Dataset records

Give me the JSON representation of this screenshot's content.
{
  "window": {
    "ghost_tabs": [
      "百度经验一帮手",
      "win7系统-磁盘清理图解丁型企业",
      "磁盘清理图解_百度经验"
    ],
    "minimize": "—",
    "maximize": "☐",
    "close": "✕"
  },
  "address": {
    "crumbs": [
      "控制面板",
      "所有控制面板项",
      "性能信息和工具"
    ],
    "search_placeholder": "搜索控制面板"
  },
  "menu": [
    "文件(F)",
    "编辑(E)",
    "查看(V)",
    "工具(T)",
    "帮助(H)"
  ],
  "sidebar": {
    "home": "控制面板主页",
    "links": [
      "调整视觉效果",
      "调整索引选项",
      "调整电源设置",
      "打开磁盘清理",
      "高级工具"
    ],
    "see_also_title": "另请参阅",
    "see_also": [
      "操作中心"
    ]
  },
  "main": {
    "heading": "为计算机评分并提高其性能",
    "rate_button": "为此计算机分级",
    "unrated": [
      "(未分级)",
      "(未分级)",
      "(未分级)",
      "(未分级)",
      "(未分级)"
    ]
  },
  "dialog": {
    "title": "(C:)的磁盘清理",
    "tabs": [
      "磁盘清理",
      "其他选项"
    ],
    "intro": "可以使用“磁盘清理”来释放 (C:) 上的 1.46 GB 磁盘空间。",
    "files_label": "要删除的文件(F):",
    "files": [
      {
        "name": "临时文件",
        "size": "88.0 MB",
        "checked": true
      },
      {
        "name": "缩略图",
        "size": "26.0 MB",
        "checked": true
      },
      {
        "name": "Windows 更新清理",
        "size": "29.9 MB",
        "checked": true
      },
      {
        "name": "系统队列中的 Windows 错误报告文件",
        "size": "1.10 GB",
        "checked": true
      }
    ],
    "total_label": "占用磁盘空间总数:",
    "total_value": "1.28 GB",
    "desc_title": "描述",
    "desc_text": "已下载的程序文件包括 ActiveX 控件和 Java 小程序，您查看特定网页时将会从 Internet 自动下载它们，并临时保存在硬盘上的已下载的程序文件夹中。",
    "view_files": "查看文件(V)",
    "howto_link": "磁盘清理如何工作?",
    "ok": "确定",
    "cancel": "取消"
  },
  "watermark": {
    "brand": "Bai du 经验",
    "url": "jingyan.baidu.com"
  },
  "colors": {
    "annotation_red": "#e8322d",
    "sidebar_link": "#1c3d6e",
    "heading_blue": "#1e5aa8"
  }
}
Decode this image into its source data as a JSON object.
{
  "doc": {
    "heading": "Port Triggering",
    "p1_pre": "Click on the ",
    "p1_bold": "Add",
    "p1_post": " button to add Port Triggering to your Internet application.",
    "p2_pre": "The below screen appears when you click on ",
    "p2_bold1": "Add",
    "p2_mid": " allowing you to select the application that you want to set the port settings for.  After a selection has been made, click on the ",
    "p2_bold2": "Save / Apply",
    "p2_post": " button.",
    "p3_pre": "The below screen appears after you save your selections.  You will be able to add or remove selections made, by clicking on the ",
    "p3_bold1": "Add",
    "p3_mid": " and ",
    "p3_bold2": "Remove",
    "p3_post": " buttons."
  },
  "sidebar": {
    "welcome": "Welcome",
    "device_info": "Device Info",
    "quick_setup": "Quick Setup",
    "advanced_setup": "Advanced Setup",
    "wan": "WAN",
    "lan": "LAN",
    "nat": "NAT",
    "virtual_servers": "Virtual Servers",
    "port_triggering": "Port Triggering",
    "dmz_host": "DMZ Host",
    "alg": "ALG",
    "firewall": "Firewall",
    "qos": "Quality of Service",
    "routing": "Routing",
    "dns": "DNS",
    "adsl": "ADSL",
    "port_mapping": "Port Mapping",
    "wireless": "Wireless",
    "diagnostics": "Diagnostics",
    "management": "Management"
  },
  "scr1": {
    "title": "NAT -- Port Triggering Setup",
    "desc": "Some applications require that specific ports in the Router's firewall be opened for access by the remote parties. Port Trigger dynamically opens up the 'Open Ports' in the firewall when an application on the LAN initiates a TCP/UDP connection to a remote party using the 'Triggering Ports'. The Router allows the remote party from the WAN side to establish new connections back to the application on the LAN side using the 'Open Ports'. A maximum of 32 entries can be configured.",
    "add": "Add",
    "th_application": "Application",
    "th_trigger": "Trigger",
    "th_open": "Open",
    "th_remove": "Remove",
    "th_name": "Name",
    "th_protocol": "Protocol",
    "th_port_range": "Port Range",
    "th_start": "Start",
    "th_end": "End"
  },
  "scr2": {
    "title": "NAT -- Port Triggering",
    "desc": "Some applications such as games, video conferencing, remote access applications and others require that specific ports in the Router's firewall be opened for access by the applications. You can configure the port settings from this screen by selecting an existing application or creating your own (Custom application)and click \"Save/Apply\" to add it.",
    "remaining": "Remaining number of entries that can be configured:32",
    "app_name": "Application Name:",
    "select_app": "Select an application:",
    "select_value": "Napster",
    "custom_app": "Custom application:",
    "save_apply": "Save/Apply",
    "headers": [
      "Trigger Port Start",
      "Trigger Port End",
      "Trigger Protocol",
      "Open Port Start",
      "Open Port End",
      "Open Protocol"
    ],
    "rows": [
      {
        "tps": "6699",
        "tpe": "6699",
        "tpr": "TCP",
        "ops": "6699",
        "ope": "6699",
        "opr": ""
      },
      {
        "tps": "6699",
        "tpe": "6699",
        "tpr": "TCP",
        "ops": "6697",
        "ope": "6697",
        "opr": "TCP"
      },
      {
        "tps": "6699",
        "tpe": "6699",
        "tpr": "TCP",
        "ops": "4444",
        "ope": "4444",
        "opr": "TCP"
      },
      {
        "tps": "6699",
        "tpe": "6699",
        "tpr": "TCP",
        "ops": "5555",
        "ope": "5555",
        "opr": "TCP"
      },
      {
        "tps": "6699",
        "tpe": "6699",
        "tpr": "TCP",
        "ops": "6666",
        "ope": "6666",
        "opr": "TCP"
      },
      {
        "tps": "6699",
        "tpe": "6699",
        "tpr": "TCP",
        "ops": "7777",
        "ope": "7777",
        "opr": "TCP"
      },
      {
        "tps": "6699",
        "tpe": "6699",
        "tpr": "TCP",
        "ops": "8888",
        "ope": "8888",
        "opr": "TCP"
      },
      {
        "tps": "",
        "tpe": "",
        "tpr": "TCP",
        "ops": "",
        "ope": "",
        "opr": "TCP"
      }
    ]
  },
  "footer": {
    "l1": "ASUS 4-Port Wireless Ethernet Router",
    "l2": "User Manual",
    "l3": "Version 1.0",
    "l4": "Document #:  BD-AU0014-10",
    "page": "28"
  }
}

- WORK TO BE COMPLETED: Copy all lines from the material that include "size".

- WRITTEN SOLUTION:
        "size": "88.0 MB",
        "size": "26.0 MB",
        "size": "29.9 MB",
        "size": "1.10 GB",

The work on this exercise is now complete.